## Given task
Collect each line of the records containing the string "Week".

━━ Provided data ━━

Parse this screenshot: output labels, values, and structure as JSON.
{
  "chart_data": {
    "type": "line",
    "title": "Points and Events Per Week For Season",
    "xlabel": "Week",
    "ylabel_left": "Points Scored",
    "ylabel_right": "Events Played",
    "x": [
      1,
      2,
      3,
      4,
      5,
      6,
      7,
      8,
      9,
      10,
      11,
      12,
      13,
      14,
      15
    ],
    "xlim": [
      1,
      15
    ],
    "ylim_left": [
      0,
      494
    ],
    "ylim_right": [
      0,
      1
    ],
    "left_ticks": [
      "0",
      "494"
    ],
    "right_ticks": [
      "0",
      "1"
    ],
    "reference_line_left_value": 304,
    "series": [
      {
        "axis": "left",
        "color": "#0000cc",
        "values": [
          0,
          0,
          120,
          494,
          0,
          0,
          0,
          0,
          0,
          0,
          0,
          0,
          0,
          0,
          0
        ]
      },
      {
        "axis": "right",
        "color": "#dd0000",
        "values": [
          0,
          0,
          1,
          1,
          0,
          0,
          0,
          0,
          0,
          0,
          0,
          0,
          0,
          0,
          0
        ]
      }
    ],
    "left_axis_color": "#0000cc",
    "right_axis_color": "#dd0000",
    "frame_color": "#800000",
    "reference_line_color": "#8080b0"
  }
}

━━━

## Solution for this problem
    "title": "Points and Events Per Week For Season",
    "xlabel": "Week",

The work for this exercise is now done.